# LISTING
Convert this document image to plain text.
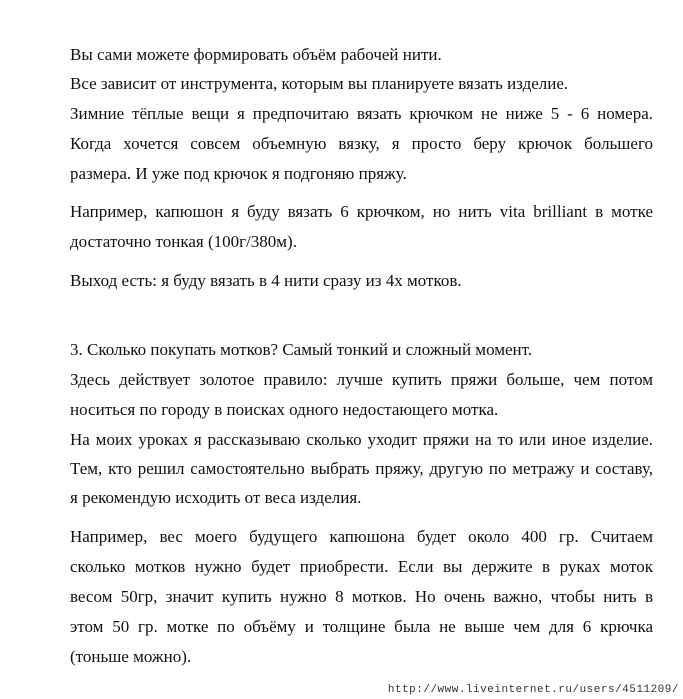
Вы сами можете формировать объём рабочей нити.
Все зависит от инструмента, которым вы планируете вязать изделие.
Зимние тёплые вещи я предпочитаю вязать крючком не ниже 5 - 6 номера.
Когда хочется совсем объемную вязку, я просто беру крючок большего
размера. И уже под крючок я подгоняю пряжу.
Например, капюшон я буду вязать 6 крючком, но нить vita brilliant в мотке
достаточно тонкая (100г/380м).
Выход есть: я буду вязать в 4 нити сразу из 4х мотков.
3. Сколько покупать мотков? Самый тонкий и сложный момент.
Здесь действует золотое правило: лучше купить пряжи больше, чем потом
носиться по городу в поисках одного недостающего мотка.
На моих уроках я рассказываю сколько уходит пряжи на то или иное изделие.
Тем, кто решил самостоятельно выбрать пряжу, другую по метражу и составу,
я рекомендую исходить от веса изделия.
Например, вес моего будущего капюшона будет около 400 гр. Считаем
сколько мотков нужно будет приобрести. Если вы держите в руках моток
весом 50гр, значит купить нужно 8 мотков. Но очень важно, чтобы нить в
этом 50 гр. мотке по объёму и толщине была не выше чем для 6 крючка
(тоньше можно).
http://www.liveinternet.ru/users/4511209/
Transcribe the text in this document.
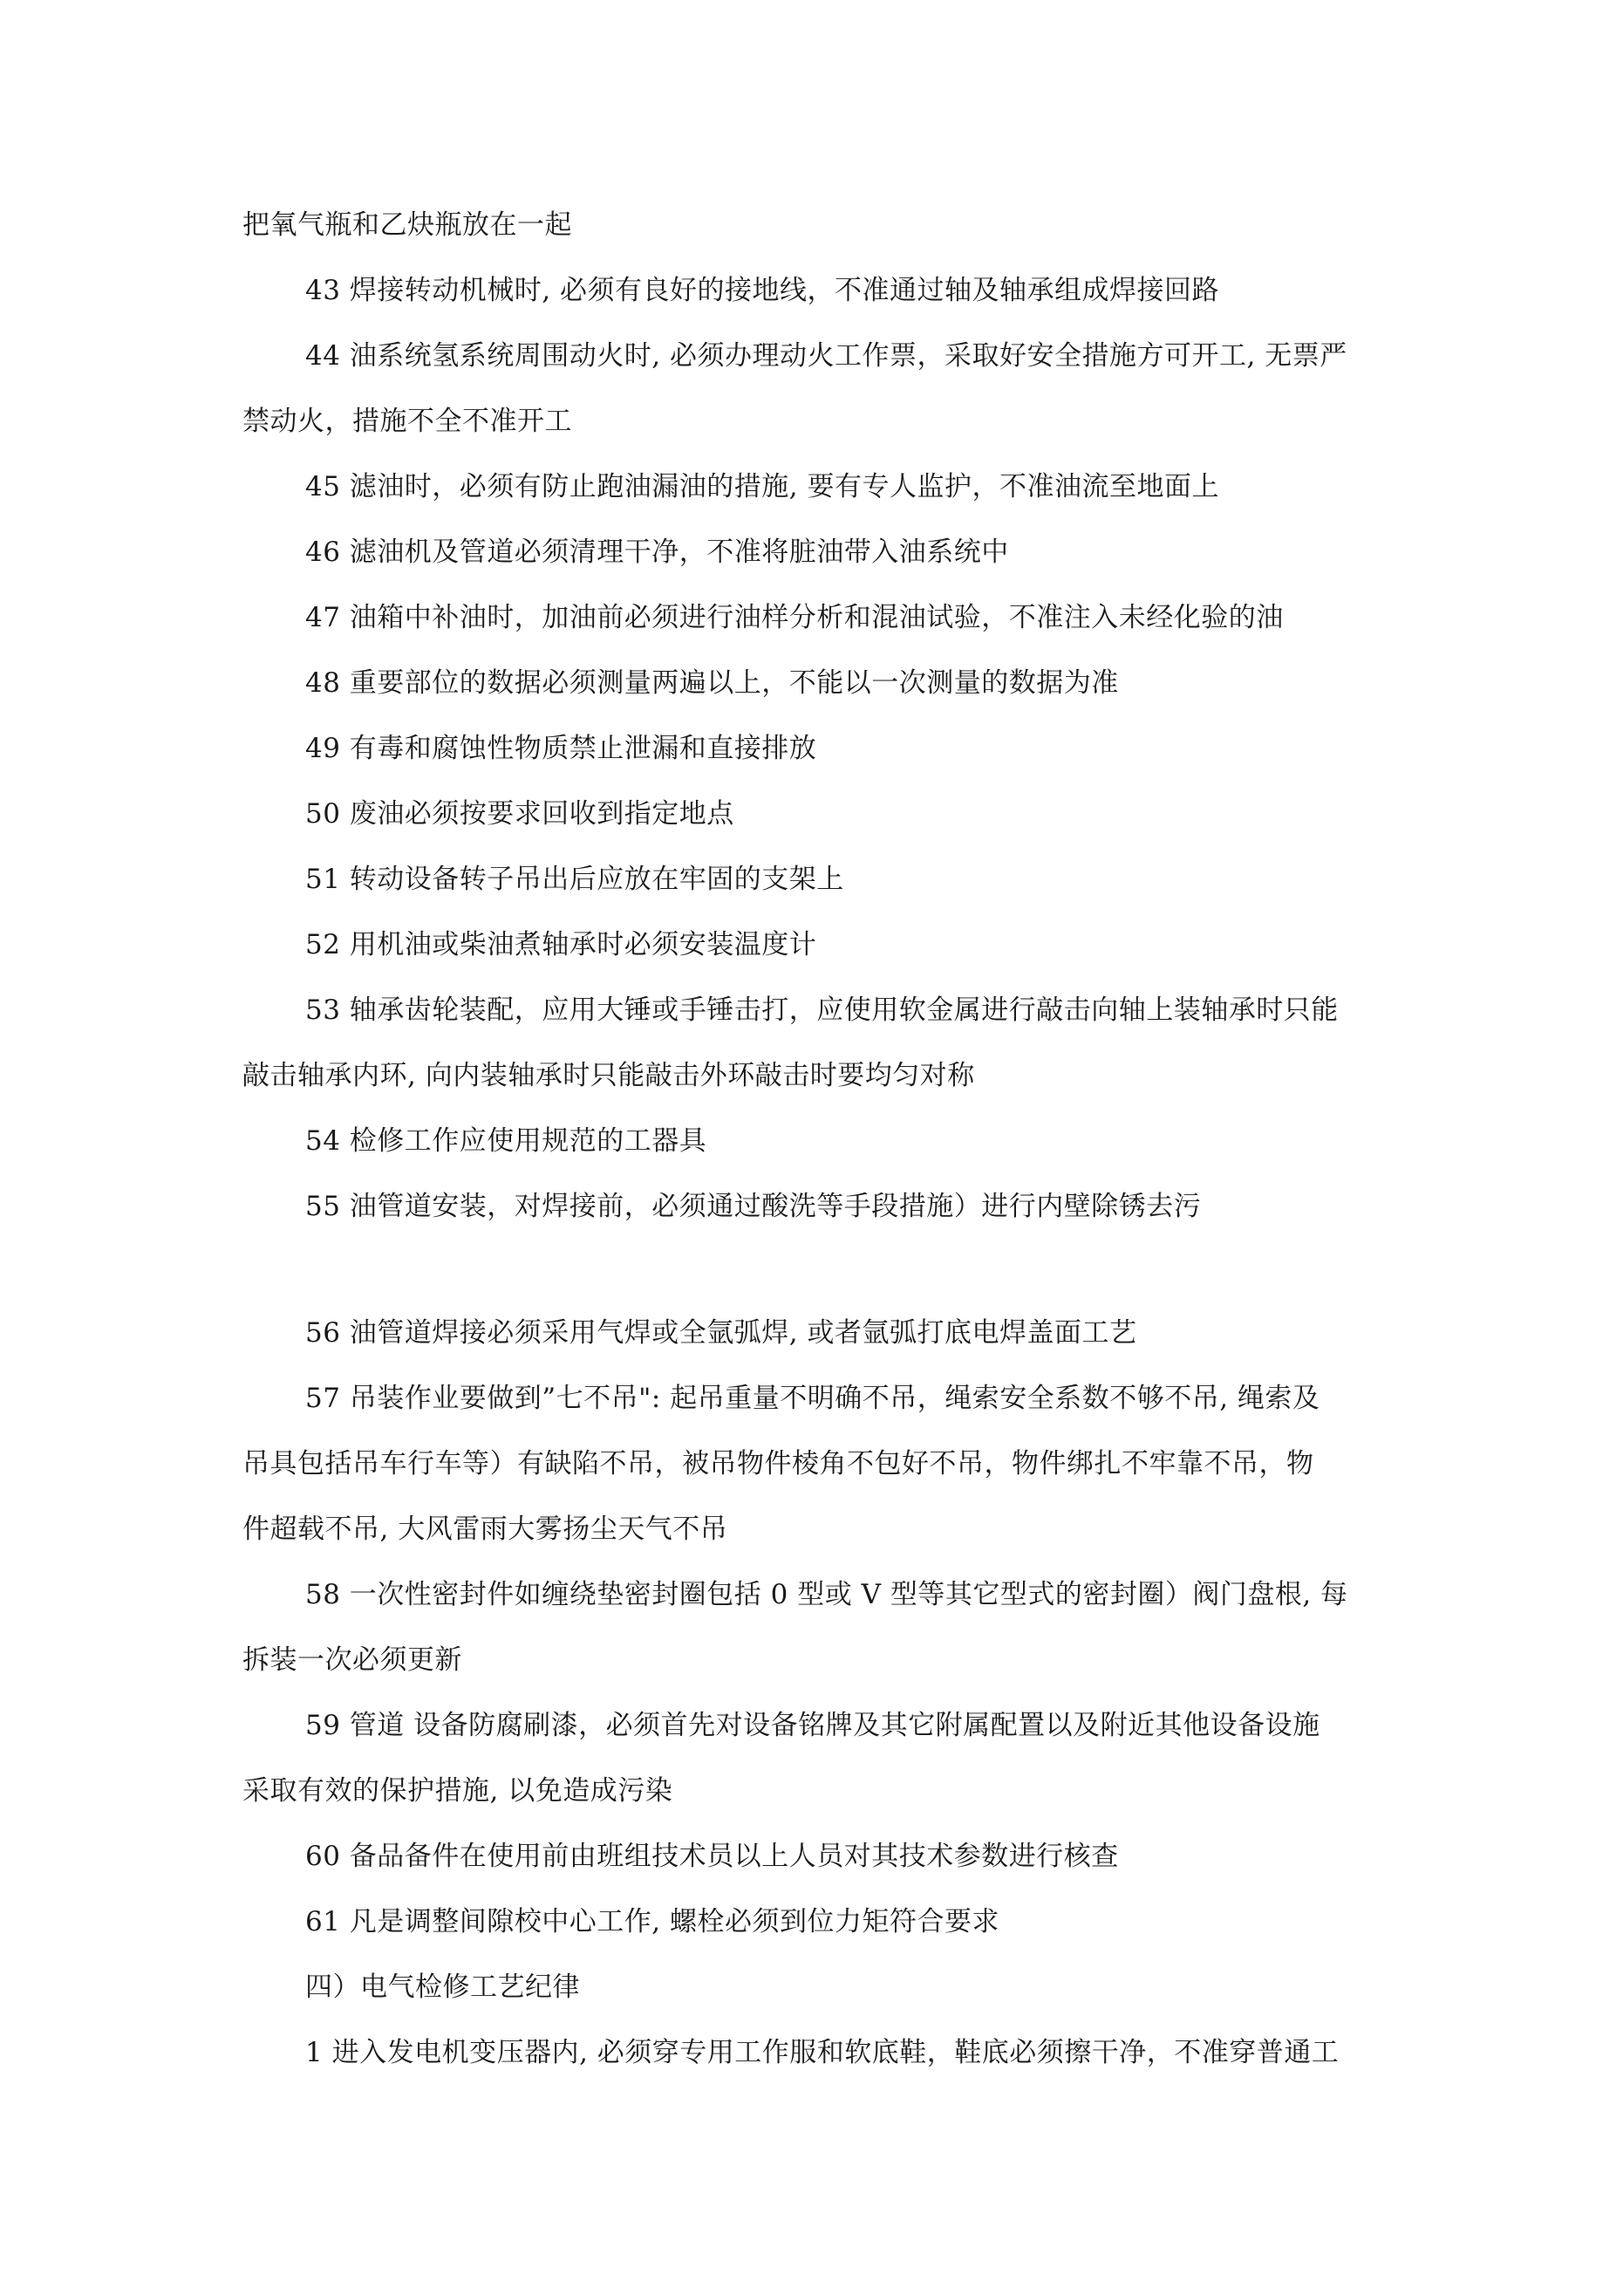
把氧气瓶和乙炔瓶放在一起
43 焊接转动机械时, 必须有良好的接地线，不准通过轴及轴承组成焊接回路
44 油系统氢系统周围动火时, 必须办理动火工作票，采取好安全措施方可开工, 无票严
禁动火，措施不全不准开工
45 滤油时，必须有防止跑油漏油的措施, 要有专人监护，不准油流至地面上
46 滤油机及管道必须清理干净，不准将脏油带入油系统中
47 油箱中补油时，加油前必须进行油样分析和混油试验，不准注入未经化验的油
48 重要部位的数据必须测量两遍以上，不能以一次测量的数据为准
49 有毒和腐蚀性物质禁止泄漏和直接排放
50 废油必须按要求回收到指定地点
51 转动设备转子吊出后应放在牢固的支架上
52 用机油或柴油煮轴承时必须安装温度计
53 轴承齿轮装配，应用大锤或手锤击打，应使用软金属进行敲击向轴上装轴承时只能
敲击轴承内环, 向内装轴承时只能敲击外环敲击时要均匀对称
54 检修工作应使用规范的工器具
55 油管道安装，对焊接前，必须通过酸洗等手段措施）进行内壁除锈去污
56 油管道焊接必须采用气焊或全氩弧焊, 或者氩弧打底电焊盖面工艺
57 吊装作业要做到”七不吊": 起吊重量不明确不吊，绳索安全系数不够不吊, 绳索及
吊具包括吊车行车等）有缺陷不吊，被吊物件棱角不包好不吊，物件绑扎不牢靠不吊，物
件超载不吊, 大风雷雨大雾扬尘天气不吊
58 一次性密封件如缠绕垫密封圈包括 0 型或 V 型等其它型式的密封圈）阀门盘根, 每
拆装一次必须更新
59 管道 设备防腐刷漆，必须首先对设备铭牌及其它附属配置以及附近其他设备设施
采取有效的保护措施, 以免造成污染
60 备品备件在使用前由班组技术员以上人员对其技术参数进行核查
61 凡是调整间隙校中心工作, 螺栓必须到位力矩符合要求
四）电气检修工艺纪律
1 进入发电机变压器内, 必须穿专用工作服和软底鞋，鞋底必须擦干净，不准穿普通工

# YOUR OBJECTIVE
State the number of lines in the preceding entries that include the word "document". Provide nothing else.

# ANSWER BELOW
2